** Task data **
>>>
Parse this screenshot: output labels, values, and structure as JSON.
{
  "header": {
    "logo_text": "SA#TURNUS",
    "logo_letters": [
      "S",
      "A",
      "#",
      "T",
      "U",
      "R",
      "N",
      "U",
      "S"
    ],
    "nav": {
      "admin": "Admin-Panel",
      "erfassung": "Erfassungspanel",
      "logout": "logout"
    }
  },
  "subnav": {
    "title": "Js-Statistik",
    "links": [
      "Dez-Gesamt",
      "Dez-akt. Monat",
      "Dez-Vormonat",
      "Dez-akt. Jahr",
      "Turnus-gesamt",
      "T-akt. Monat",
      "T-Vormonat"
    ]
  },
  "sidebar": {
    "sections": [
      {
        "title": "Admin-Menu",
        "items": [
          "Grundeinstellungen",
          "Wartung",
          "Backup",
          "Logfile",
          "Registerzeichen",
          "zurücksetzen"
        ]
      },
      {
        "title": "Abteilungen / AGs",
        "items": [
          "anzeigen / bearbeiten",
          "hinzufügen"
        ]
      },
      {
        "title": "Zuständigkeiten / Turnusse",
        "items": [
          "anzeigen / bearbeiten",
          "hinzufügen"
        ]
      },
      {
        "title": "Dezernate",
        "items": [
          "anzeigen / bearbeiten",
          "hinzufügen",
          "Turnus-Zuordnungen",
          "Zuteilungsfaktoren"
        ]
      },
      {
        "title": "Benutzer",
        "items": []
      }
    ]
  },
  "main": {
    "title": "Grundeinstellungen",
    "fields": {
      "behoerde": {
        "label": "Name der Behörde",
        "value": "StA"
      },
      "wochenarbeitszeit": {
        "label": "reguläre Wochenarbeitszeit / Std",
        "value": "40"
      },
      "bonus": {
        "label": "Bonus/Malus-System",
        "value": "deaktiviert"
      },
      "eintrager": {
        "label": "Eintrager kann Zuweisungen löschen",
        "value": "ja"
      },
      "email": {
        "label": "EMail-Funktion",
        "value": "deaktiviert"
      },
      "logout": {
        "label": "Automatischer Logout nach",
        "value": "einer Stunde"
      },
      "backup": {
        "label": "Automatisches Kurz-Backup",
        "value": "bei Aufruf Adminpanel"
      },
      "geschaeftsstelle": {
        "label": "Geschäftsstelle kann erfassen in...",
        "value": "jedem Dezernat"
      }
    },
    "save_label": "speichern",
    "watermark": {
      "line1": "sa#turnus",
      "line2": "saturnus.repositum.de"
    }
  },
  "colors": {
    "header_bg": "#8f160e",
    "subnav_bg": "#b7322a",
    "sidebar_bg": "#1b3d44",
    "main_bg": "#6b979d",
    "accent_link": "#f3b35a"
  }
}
<<<
The entries above must be returned exactly.

Parse this screenshot: output labels, values, and structure as JSON.
{
  "header": {
    "logo_text": "SA#TURNUS",
    "logo_letters": [
      "S",
      "A",
      "#",
      "T",
      "U",
      "R",
      "N",
      "U",
      "S"
    ],
    "nav": {
      "admin": "Admin-Panel",
      "erfassung": "Erfassungspanel",
      "logout": "logout"
    }
  },
  "subnav": {
    "title": "Js-Statistik",
    "links": [
      "Dez-Gesamt",
      "Dez-akt. Monat",
      "Dez-Vormonat",
      "Dez-akt. Jahr",
      "Turnus-gesamt",
      "T-akt. Monat",
      "T-Vormonat"
    ]
  },
  "sidebar": {
    "sections": [
      {
        "title": "Admin-Menu",
        "items": [
          "Grundeinstellungen",
          "Wartung",
          "Backup",
          "Logfile",
          "Registerzeichen",
          "zurücksetzen"
        ]
      },
      {
        "title": "Abteilungen / AGs",
        "items": [
          "anzeigen / bearbeiten",
          "hinzufügen"
        ]
      },
      {
        "title": "Zuständigkeiten / Turnusse",
        "items": [
          "anzeigen / bearbeiten",
          "hinzufügen"
        ]
      },
      {
        "title": "Dezernate",
        "items": [
          "anzeigen / bearbeiten",
          "hinzufügen",
          "Turnus-Zuordnungen",
          "Zuteilungsfaktoren"
        ]
      },
      {
        "title": "Benutzer",
        "items": []
      }
    ]
  },
  "main": {
    "title": "Grundeinstellungen",
    "fields": {
      "behoerde": {
        "label": "Name der Behörde",
        "value": "StA"
      },
      "wochenarbeitszeit": {
        "label": "reguläre Wochenarbeitszeit / Std",
        "value": "40"
      },
      "bonus": {
        "label": "Bonus/Malus-System",
        "value": "deaktiviert"
      },
      "eintrager": {
        "label": "Eintrager kann Zuweisungen löschen",
        "value": "ja"
      },
      "email": {
        "label": "EMail-Funktion",
        "value": "deaktiviert"
      },
      "logout": {
        "label": "Automatischer Logout nach",
        "value": "einer Stunde"
      },
      "backup": {
        "label": "Automatisches Kurz-Backup",
        "value": "bei Aufruf Adminpanel"
      },
      "geschaeftsstelle": {
        "label": "Geschäftsstelle kann erfassen in...",
        "value": "jedem Dezernat"
      }
    },
    "save_label": "speichern",
    "watermark": {
      "line1": "sa#turnus",
      "line2": "saturnus.repositum.de"
    }
  },
  "colors": {
    "header_bg": "#8f160e",
    "subnav_bg": "#b7322a",
    "sidebar_bg": "#1b3d44",
    "main_bg": "#6b979d",
    "accent_link": "#f3b35a"
  }
}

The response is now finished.